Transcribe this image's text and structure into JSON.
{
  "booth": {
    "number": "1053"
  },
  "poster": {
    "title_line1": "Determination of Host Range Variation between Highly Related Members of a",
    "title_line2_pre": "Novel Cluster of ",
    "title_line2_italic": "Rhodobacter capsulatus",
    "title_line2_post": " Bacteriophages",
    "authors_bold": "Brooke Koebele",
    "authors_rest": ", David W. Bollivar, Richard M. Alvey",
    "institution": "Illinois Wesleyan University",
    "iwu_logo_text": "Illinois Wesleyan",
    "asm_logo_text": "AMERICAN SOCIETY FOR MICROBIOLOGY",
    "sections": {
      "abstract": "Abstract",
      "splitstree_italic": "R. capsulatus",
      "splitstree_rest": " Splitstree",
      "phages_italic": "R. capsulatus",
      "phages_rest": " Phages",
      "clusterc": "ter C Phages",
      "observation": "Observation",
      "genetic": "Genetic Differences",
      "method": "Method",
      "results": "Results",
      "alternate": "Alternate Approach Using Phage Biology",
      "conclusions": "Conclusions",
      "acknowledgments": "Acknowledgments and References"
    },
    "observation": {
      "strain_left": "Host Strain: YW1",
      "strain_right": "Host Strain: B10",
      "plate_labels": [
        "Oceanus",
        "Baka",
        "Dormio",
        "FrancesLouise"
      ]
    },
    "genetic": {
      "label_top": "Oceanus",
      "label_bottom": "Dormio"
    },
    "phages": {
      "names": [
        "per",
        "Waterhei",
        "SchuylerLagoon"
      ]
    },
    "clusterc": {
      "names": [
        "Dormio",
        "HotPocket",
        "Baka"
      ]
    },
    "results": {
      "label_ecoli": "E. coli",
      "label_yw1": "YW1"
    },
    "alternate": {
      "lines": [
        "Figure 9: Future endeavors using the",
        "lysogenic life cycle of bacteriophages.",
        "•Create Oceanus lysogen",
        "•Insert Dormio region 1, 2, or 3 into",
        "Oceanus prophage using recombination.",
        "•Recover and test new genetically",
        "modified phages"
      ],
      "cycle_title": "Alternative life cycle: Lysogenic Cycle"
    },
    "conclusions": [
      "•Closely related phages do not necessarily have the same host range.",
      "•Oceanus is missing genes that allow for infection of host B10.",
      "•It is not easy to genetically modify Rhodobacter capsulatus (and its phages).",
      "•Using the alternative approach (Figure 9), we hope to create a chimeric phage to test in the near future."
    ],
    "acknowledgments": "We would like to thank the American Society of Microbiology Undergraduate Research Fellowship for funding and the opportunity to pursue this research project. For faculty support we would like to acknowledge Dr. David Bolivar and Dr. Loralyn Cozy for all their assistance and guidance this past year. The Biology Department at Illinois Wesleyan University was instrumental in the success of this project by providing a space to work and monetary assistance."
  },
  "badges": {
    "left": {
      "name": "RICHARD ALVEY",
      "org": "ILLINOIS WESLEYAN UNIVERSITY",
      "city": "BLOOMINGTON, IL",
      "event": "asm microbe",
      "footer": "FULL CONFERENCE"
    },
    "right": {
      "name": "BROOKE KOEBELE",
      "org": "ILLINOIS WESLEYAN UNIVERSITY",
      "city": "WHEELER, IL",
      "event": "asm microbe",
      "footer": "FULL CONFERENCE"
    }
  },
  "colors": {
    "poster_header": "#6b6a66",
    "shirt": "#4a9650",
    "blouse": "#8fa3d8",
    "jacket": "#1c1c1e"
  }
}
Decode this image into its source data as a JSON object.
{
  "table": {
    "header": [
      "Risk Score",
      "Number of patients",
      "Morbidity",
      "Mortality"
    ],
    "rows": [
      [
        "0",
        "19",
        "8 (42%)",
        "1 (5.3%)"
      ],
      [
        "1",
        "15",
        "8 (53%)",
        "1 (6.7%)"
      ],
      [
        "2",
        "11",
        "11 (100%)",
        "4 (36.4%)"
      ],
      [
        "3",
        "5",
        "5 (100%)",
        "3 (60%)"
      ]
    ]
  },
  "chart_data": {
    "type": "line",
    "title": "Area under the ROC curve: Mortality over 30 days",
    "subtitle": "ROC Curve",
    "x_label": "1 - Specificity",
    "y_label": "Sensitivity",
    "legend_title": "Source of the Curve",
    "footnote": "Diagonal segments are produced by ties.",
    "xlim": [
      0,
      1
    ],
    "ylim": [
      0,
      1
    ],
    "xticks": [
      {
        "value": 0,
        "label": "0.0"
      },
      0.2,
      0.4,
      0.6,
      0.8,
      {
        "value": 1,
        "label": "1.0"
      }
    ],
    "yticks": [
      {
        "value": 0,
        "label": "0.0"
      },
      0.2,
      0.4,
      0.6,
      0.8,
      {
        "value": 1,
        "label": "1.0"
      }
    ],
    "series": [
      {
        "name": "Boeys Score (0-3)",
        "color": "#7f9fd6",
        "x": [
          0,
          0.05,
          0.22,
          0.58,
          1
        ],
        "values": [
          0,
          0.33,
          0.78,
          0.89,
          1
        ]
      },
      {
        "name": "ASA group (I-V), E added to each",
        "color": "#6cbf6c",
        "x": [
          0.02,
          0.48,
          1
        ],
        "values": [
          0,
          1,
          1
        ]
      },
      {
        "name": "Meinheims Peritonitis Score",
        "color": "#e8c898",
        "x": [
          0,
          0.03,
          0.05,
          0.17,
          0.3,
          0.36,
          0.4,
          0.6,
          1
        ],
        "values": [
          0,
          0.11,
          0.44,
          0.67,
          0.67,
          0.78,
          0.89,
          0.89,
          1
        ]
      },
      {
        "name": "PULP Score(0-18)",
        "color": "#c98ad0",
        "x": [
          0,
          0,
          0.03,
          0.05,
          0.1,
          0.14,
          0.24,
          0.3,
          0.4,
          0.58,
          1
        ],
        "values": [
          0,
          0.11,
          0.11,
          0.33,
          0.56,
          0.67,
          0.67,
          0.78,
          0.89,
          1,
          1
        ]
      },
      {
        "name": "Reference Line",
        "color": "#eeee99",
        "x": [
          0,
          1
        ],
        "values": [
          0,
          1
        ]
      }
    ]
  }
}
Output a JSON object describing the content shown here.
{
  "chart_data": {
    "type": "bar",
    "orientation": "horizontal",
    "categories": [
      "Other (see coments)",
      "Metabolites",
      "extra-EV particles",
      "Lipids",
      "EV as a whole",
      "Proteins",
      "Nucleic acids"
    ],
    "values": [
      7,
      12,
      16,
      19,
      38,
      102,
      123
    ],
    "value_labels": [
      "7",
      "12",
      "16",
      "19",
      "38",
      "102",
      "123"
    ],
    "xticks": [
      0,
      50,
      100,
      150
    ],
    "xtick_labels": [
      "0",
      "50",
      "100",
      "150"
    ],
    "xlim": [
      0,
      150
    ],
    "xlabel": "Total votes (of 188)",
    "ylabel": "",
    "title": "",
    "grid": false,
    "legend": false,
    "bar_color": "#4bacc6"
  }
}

= Your objective =
Everything from the line containing "Output a JSON" to the last line of the material above should be printed exactly, both ends included.

= Written solution =
Output a JSON object describing the content shown here.
{
  "chart_data": {
    "type": "bar",
    "orientation": "horizontal",
    "categories": [
      "Other (see coments)",
      "Metabolites",
      "extra-EV particles",
      "Lipids",
      "EV as a whole",
      "Proteins",
      "Nucleic acids"
    ],
    "values": [
      7,
      12,
      16,
      19,
      38,
      102,
      123
    ],
    "value_labels": [
      "7",
      "12",
      "16",
      "19",
      "38",
      "102",
      "123"
    ],
    "xticks": [
      0,
      50,
      100,
      150
    ],
    "xtick_labels": [
      "0",
      "50",
      "100",
      "150"
    ],
    "xlim": [
      0,
      150
    ],
    "xlabel": "Total votes (of 188)",
    "ylabel": "",
    "title": "",
    "grid": false,
    "legend": false,
    "bar_color": "#4bacc6"
  }
}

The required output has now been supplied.